- WHAT YOU WILL DO
In the entries below, count every line with the word "circle". Return only the count.

- EXTRACTED ENTRIES

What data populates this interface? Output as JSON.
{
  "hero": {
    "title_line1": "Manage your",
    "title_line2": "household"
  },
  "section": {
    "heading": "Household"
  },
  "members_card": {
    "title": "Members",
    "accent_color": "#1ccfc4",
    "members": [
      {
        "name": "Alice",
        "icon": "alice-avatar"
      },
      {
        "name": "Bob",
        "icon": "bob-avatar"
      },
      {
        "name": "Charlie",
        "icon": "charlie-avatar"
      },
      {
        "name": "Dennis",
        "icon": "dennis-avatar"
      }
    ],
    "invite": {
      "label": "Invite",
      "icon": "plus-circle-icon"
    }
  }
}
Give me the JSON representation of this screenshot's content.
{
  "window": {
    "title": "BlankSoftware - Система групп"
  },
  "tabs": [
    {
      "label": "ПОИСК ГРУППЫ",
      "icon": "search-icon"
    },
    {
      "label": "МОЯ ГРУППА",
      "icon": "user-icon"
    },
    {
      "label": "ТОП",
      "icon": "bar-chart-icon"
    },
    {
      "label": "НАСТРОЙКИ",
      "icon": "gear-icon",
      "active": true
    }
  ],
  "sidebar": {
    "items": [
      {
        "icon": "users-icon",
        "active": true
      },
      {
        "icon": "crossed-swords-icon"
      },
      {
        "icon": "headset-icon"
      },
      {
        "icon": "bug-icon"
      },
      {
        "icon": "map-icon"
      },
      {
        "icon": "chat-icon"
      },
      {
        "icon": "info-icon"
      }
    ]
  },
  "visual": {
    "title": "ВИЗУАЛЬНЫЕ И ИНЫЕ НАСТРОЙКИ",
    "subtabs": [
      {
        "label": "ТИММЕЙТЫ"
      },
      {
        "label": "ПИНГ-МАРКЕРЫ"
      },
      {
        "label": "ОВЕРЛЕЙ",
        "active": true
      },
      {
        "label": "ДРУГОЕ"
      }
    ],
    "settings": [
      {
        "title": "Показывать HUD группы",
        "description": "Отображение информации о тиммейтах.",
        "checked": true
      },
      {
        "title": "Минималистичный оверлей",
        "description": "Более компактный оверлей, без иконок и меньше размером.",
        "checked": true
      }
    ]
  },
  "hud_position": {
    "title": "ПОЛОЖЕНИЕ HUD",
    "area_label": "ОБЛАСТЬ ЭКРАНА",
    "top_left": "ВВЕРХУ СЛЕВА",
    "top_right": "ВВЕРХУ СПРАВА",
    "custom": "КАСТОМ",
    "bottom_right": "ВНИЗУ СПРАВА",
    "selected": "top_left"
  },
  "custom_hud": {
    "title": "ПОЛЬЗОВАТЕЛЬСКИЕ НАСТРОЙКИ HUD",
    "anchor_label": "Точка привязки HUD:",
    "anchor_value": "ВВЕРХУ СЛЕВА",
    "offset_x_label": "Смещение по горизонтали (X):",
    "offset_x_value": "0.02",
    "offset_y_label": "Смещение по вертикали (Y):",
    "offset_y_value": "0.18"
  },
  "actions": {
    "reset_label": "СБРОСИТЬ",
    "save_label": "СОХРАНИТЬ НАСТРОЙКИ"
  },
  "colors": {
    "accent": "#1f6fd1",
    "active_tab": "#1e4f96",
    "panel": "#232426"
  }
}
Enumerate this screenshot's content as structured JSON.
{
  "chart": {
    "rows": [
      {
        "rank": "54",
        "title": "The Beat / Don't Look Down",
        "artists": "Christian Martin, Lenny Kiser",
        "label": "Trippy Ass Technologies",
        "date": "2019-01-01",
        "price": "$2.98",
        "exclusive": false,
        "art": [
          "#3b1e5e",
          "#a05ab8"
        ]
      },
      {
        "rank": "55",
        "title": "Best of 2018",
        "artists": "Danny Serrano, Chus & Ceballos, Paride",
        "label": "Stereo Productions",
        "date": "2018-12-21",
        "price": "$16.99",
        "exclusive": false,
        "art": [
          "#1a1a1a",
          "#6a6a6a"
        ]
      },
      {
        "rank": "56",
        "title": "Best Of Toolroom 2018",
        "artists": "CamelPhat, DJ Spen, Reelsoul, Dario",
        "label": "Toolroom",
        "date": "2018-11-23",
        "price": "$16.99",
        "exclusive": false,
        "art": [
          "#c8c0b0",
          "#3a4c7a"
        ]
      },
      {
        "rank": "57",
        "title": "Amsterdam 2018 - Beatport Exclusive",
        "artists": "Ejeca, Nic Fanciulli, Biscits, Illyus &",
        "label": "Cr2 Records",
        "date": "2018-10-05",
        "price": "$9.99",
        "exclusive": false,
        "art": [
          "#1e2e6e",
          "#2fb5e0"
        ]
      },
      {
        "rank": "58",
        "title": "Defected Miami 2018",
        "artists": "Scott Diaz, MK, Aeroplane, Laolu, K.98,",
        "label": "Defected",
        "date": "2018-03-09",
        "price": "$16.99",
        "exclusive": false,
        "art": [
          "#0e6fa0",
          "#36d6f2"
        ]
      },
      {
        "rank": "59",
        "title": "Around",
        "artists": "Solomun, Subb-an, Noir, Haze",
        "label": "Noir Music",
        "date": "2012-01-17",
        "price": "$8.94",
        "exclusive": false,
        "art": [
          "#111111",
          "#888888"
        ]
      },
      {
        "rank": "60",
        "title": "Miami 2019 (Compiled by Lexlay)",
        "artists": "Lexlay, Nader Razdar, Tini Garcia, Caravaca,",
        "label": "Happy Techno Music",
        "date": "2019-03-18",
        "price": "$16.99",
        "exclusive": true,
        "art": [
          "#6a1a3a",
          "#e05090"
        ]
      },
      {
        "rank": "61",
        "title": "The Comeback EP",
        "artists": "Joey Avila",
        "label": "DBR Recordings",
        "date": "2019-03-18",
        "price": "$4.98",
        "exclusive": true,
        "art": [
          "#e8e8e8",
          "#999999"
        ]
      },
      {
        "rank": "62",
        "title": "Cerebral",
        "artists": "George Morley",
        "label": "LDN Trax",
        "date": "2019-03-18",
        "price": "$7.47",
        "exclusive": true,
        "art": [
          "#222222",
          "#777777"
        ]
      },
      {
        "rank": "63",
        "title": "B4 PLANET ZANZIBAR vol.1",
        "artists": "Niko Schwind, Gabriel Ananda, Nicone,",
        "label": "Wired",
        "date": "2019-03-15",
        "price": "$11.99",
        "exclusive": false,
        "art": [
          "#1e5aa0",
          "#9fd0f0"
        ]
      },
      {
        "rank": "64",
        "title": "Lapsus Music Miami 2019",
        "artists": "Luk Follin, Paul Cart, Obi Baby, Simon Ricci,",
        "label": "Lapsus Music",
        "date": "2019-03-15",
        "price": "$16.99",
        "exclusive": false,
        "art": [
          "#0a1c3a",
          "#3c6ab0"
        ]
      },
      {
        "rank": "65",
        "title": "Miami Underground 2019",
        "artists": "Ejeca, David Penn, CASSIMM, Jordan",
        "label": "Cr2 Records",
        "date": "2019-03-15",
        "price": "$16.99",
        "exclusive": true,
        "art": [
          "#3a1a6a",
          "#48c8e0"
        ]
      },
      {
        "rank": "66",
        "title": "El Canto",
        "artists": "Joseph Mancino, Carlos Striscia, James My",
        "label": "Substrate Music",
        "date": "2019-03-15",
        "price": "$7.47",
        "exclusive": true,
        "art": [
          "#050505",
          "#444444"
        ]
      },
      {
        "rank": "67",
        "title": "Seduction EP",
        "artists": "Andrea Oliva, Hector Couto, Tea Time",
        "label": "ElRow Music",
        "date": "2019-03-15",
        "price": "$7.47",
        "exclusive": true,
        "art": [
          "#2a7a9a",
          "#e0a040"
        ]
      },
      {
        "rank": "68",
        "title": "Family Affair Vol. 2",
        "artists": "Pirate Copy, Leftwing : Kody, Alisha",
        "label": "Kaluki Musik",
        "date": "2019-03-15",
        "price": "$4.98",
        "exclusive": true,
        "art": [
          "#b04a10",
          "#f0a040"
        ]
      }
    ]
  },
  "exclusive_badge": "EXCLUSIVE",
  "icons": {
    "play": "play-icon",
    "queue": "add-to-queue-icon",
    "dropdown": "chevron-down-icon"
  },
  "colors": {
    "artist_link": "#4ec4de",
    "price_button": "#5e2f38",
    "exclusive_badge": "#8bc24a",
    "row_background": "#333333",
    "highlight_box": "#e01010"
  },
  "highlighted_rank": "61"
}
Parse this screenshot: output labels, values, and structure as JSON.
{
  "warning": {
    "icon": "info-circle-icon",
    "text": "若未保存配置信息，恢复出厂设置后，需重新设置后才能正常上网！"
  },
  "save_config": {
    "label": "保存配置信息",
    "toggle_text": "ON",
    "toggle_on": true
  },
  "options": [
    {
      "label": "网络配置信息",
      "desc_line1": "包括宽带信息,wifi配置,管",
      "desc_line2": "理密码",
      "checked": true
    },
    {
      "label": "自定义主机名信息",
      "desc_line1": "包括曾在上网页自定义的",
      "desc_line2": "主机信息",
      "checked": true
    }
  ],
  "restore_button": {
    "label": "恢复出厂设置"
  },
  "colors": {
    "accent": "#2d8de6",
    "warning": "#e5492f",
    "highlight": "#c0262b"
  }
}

- THE REPLY
2